| TASK |
Reproduce word for word everything from "You can see" down to "of nuclear holocaust." in the article below on Youth Group's "Forever Young" music video.
━━ DOCUMENT TEXT ━━
Emerging Generations Resourced

Youth Group Forever Young Music Video as Intergenerational Text

Friday, July 14th, 2006

Forever Young, covered by Sydney band, Youth Group, is an intergenerational text that provides opportunities to explore faith in everyday language of popular culture.

Skaters in Forever Young music videoThe music video, released this year, shows teenage skateboarders taking part in a contest at the Coca Cola factory at Frenches Forest, Sydney Australia, footage originally shown on Australian youth show GTK (Get To Know) in 1975.

You can see the music video on RAGE, the Australian ABC’s equivalent of MTV on Saturday and Sunday mornings. More people see the video on YouTube.

What’s made the track so popular? The Youth Group recorded “Forever Young” for the third series of The O.C., a music-saturated teen US television drama series, and suddenly found themselves with an international hit, published around the world on The O.C. Mix 5 and now as an EP, Forever Young.

The original song, written by Marian Gold, performed by German synth band Alphaville in 1982 and re-released on the 1989 CD, Forever Young, picked up the uncertainty experienced by Gen X teenagers as they faced a world in danger of nuclear holocaust.

Youth Group EPLet’s dance in style,
let’s dance for a while.
Heaven can wait,
we’re only watching the sky,
Hoping for the best
but expecting the worst.
Are you gonna drop the bomb or not?
Let us die young
or let us live forever.
━━━
━━ INFORMATION GIVEN ━━
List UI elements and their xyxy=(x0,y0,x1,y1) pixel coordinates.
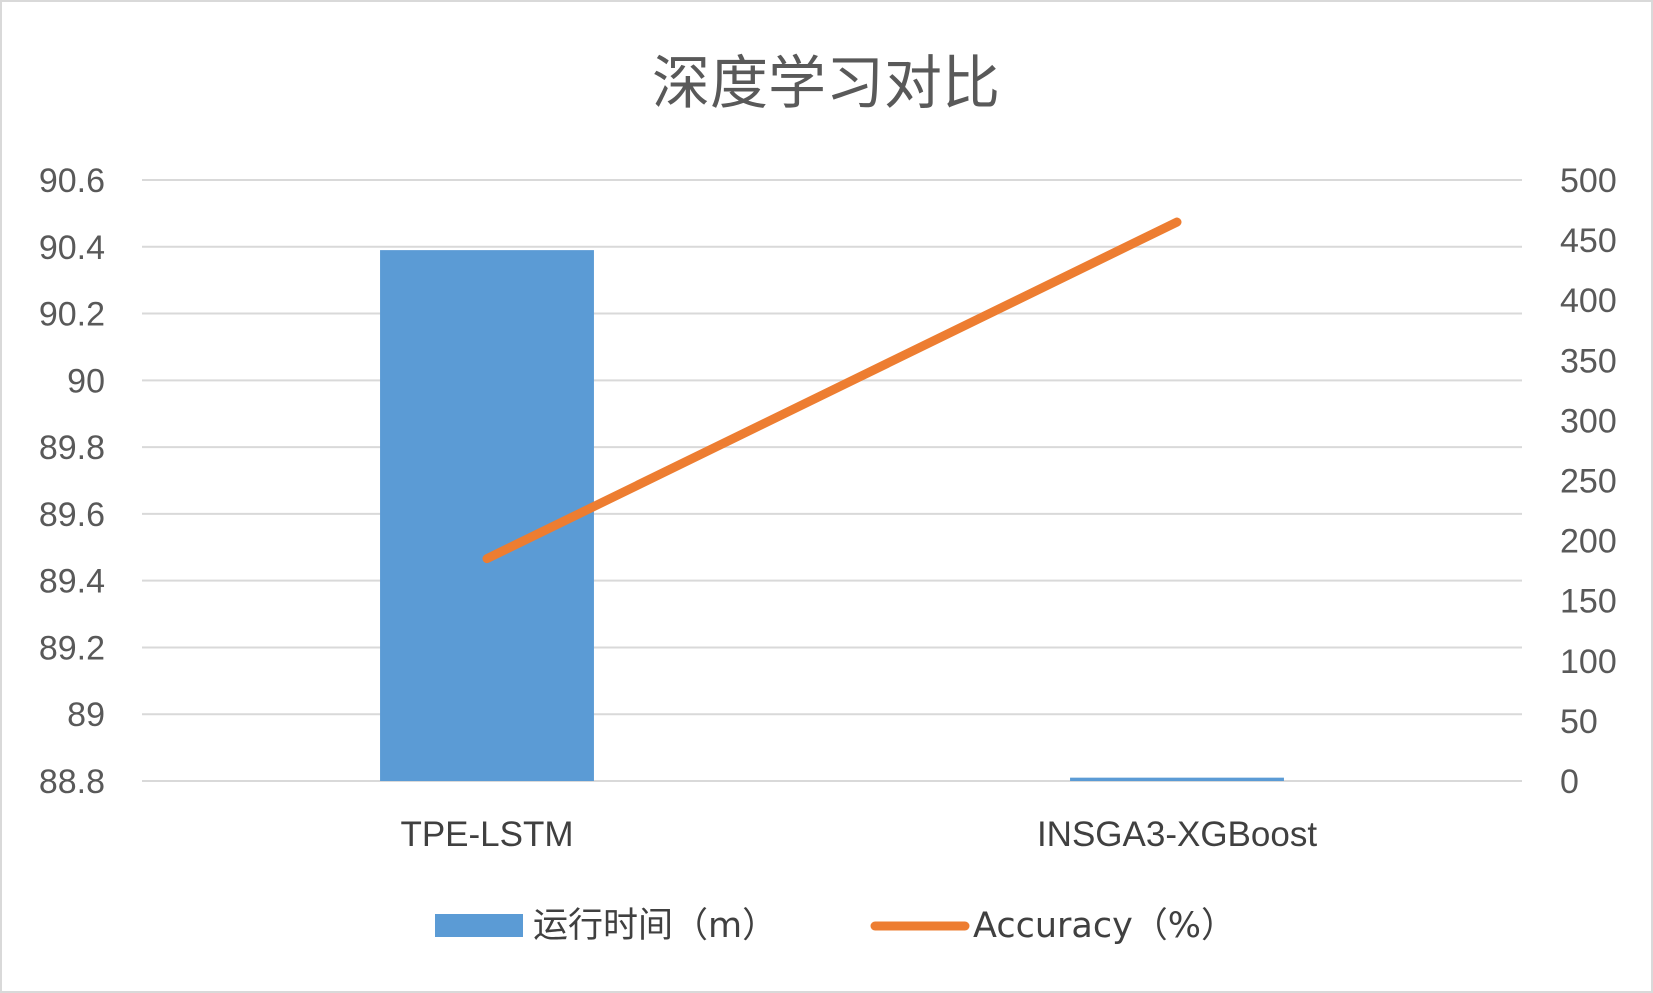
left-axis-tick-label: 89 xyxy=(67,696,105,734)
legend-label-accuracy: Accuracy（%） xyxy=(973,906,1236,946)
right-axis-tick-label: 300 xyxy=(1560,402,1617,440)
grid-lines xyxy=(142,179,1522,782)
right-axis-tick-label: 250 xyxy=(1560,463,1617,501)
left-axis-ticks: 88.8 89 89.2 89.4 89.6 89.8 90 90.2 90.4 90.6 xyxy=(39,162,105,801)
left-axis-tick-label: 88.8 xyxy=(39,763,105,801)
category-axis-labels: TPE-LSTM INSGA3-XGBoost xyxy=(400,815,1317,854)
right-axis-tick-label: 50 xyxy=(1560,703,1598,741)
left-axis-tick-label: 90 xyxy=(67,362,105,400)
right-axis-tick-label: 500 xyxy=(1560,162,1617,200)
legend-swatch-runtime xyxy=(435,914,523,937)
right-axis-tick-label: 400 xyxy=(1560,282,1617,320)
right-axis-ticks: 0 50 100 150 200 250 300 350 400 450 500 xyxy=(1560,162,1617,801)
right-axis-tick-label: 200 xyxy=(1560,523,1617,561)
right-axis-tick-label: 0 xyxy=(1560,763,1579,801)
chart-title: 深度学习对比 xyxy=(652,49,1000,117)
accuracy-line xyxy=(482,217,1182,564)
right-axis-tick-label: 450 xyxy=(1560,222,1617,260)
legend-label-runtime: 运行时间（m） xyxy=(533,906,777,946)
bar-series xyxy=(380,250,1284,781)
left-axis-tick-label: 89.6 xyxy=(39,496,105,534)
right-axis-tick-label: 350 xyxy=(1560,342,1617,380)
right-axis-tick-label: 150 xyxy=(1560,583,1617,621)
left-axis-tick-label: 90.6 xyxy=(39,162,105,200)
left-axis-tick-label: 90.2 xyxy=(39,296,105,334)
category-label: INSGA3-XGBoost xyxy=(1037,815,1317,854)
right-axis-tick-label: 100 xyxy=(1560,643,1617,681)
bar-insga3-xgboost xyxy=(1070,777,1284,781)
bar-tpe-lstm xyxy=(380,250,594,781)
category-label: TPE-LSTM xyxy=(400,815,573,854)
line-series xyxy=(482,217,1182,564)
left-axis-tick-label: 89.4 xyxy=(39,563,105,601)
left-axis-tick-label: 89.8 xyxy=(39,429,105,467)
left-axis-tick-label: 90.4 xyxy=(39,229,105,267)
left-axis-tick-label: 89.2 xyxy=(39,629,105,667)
━━━
| PROBLEM SOLUTION |
You can see the music video on RAGE, the Australian ABC’s equivalent of MTV on Saturday and Sunday mornings. More people see the video on YouTube.

What’s made the track so popular? The Youth Group recorded “Forever Young” for the third series of The O.C., a music-saturated teen US television drama series, and suddenly found themselves with an international hit, published around the world on The O.C. Mix 5 and now as an EP, Forever Young.

The original song, written by Marian Gold, performed by German synth band Alphaville in 1982 and re-released on the 1989 CD, Forever Young, picked up the uncertainty experienced by Gen X teenagers as they faced a world in danger of nuclear holocaust.